Short task ->
Restate the material word for word and leave out anything that is a picture.

Dataset ->
========
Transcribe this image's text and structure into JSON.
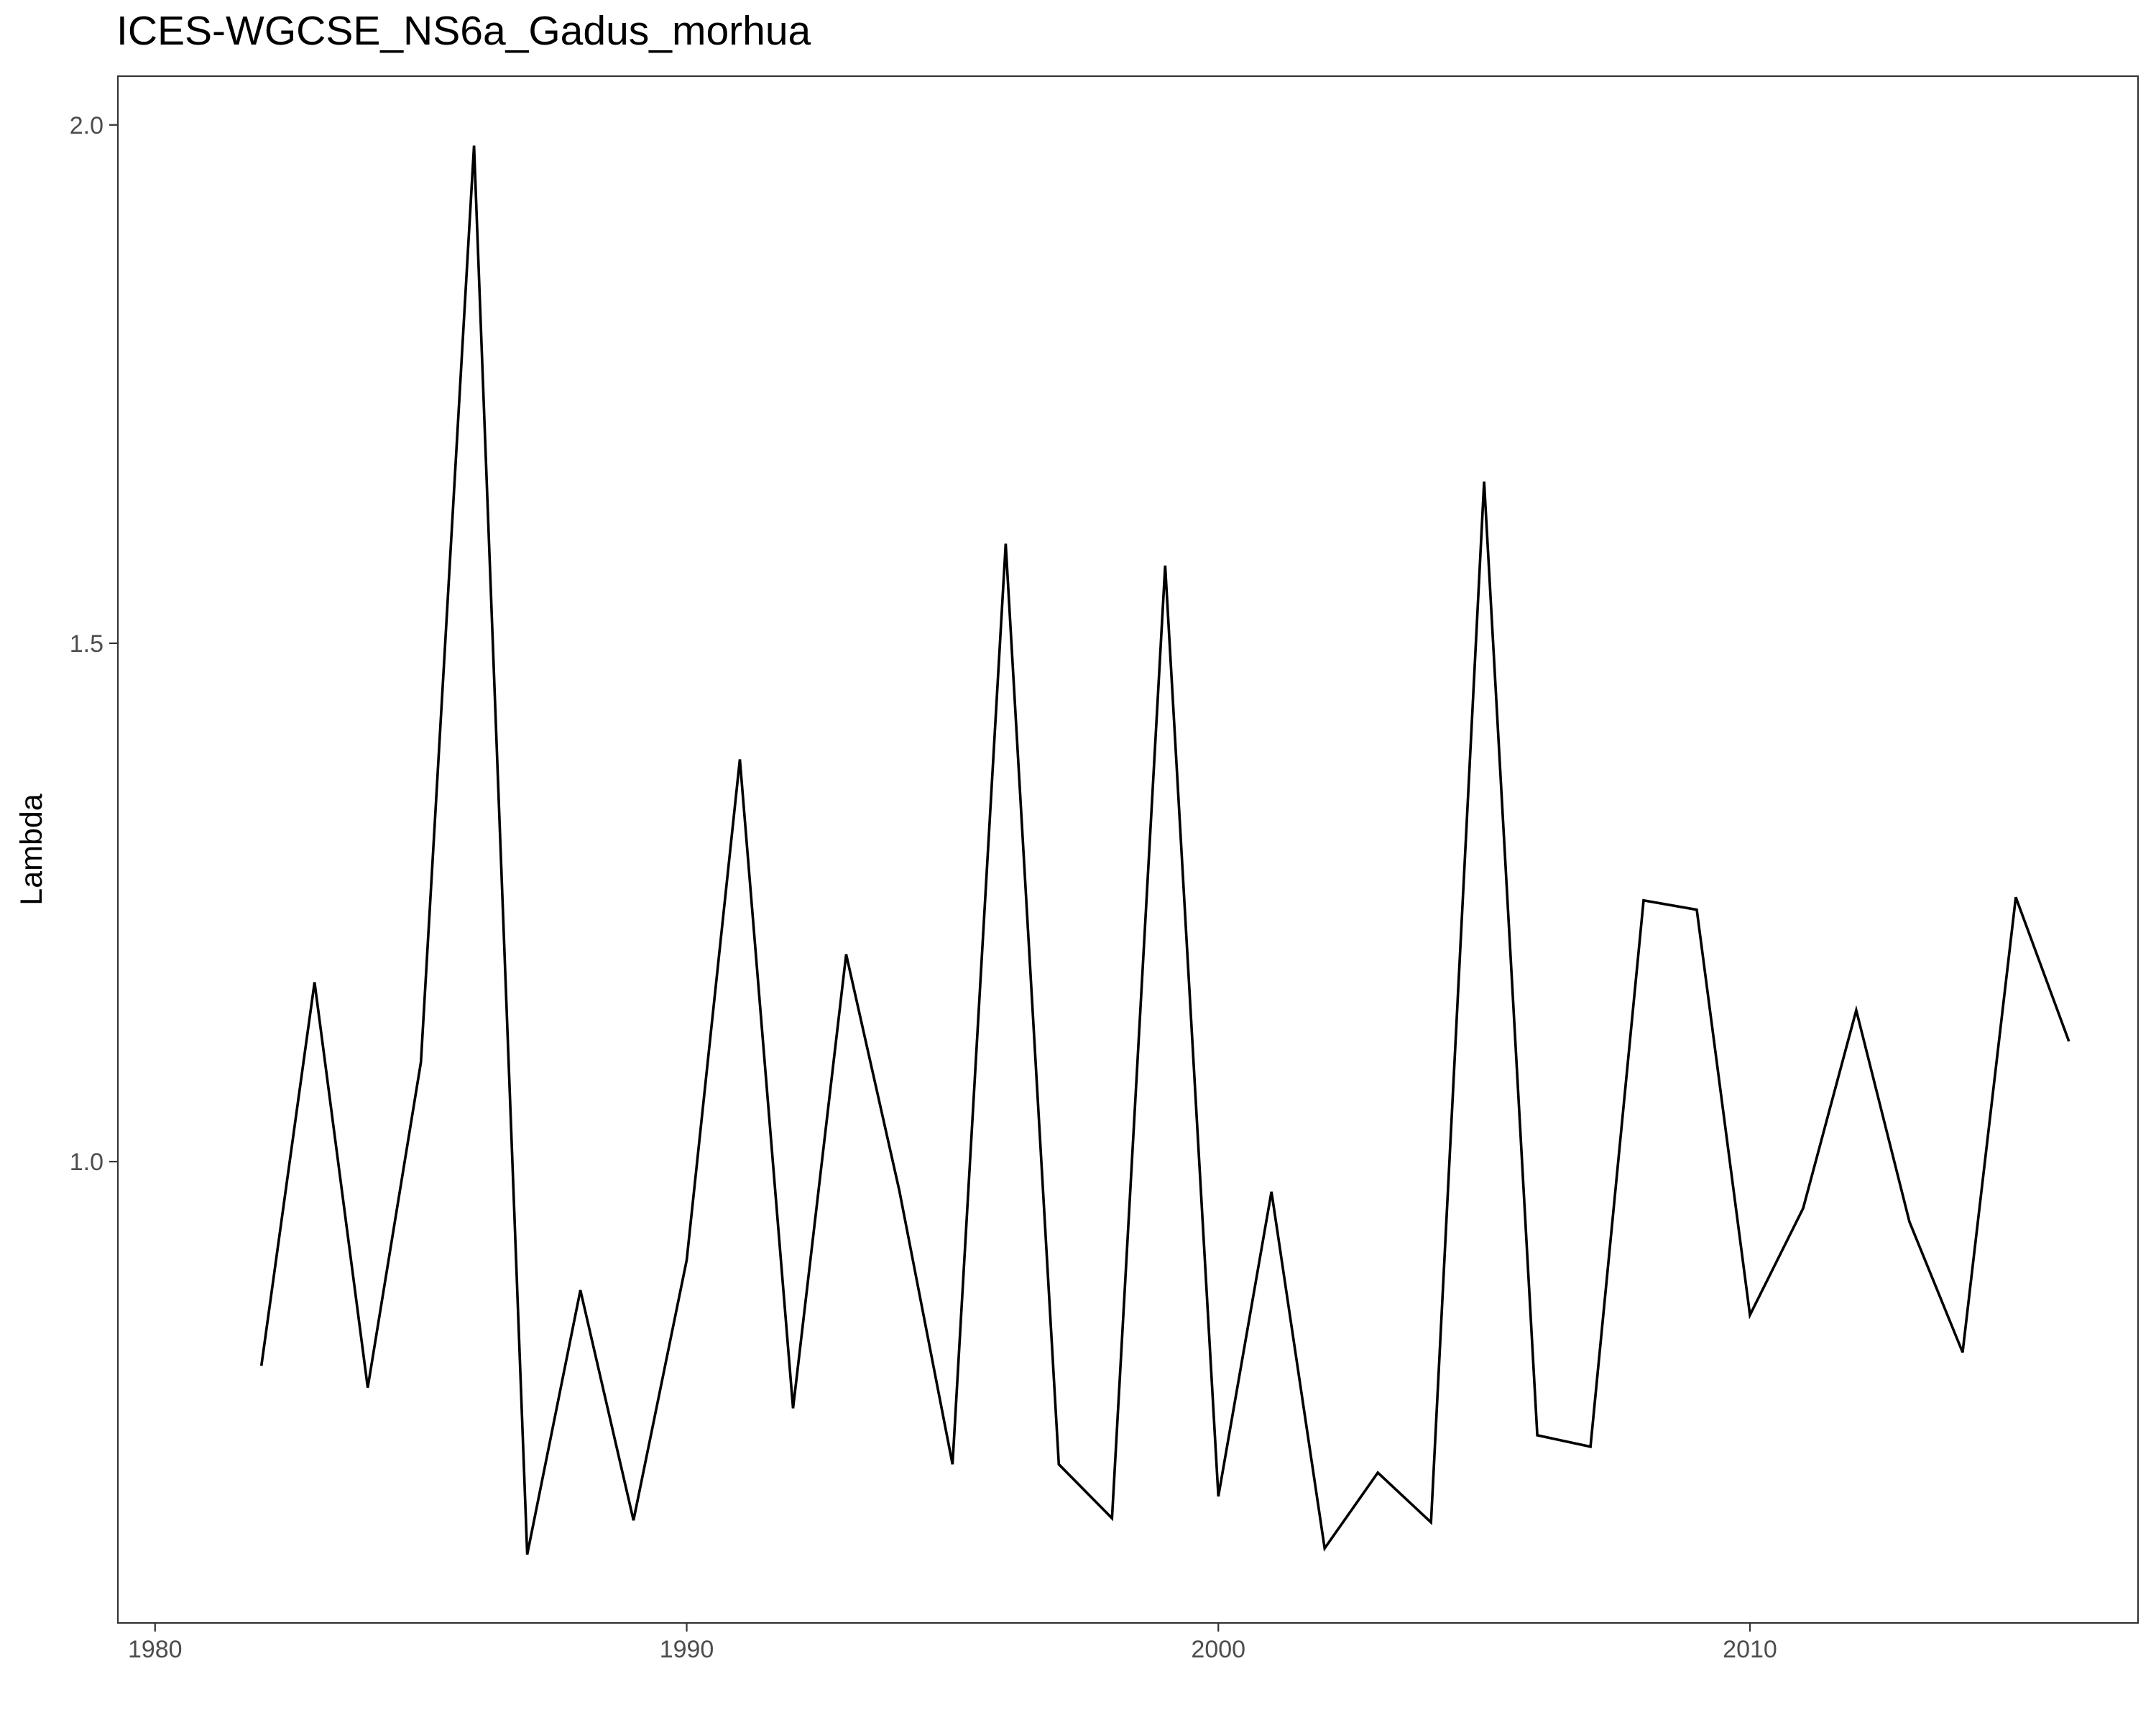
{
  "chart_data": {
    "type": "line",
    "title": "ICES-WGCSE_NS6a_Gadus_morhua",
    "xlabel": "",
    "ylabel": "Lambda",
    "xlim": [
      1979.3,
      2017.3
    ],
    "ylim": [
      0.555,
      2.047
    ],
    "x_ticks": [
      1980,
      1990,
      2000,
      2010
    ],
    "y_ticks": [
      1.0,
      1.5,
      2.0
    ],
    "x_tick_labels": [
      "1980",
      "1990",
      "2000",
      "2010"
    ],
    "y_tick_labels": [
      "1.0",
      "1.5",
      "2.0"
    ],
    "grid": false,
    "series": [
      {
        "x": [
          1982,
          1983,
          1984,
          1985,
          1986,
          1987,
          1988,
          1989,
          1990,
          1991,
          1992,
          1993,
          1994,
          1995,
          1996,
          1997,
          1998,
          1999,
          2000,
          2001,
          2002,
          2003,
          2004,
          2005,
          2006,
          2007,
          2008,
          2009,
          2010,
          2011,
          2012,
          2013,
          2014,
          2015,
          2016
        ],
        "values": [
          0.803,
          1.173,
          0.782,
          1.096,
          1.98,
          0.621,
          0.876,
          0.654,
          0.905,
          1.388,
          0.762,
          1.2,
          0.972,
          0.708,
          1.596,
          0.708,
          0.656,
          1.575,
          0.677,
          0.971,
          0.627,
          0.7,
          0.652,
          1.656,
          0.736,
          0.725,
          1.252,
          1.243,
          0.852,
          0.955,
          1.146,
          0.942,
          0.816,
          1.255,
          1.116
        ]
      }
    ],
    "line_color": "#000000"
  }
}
========
Reply ->
Transcribe this image's text and structure into JSON.
{
  "chart_data": {
    "type": "line",
    "title": "ICES-WGCSE_NS6a_Gadus_morhua",
    "xlabel": "",
    "ylabel": "Lambda",
    "xlim": [
      1979.3,
      2017.3
    ],
    "ylim": [
      0.555,
      2.047
    ],
    "x_ticks": [
      1980,
      1990,
      2000,
      2010
    ],
    "y_ticks": [
      1.0,
      1.5,
      2.0
    ],
    "x_tick_labels": [
      "1980",
      "1990",
      "2000",
      "2010"
    ],
    "y_tick_labels": [
      "1.0",
      "1.5",
      "2.0"
    ],
    "grid": false,
    "series": [
      {
        "x": [
          1982,
          1983,
          1984,
          1985,
          1986,
          1987,
          1988,
          1989,
          1990,
          1991,
          1992,
          1993,
          1994,
          1995,
          1996,
          1997,
          1998,
          1999,
          2000,
          2001,
          2002,
          2003,
          2004,
          2005,
          2006,
          2007,
          2008,
          2009,
          2010,
          2011,
          2012,
          2013,
          2014,
          2015,
          2016
        ],
        "values": [
          0.803,
          1.173,
          0.782,
          1.096,
          1.98,
          0.621,
          0.876,
          0.654,
          0.905,
          1.388,
          0.762,
          1.2,
          0.972,
          0.708,
          1.596,
          0.708,
          0.656,
          1.575,
          0.677,
          0.971,
          0.627,
          0.7,
          0.652,
          1.656,
          0.736,
          0.725,
          1.252,
          1.243,
          0.852,
          0.955,
          1.146,
          0.942,
          0.816,
          1.255,
          1.116
        ]
      }
    ],
    "line_color": "#000000"
  }
}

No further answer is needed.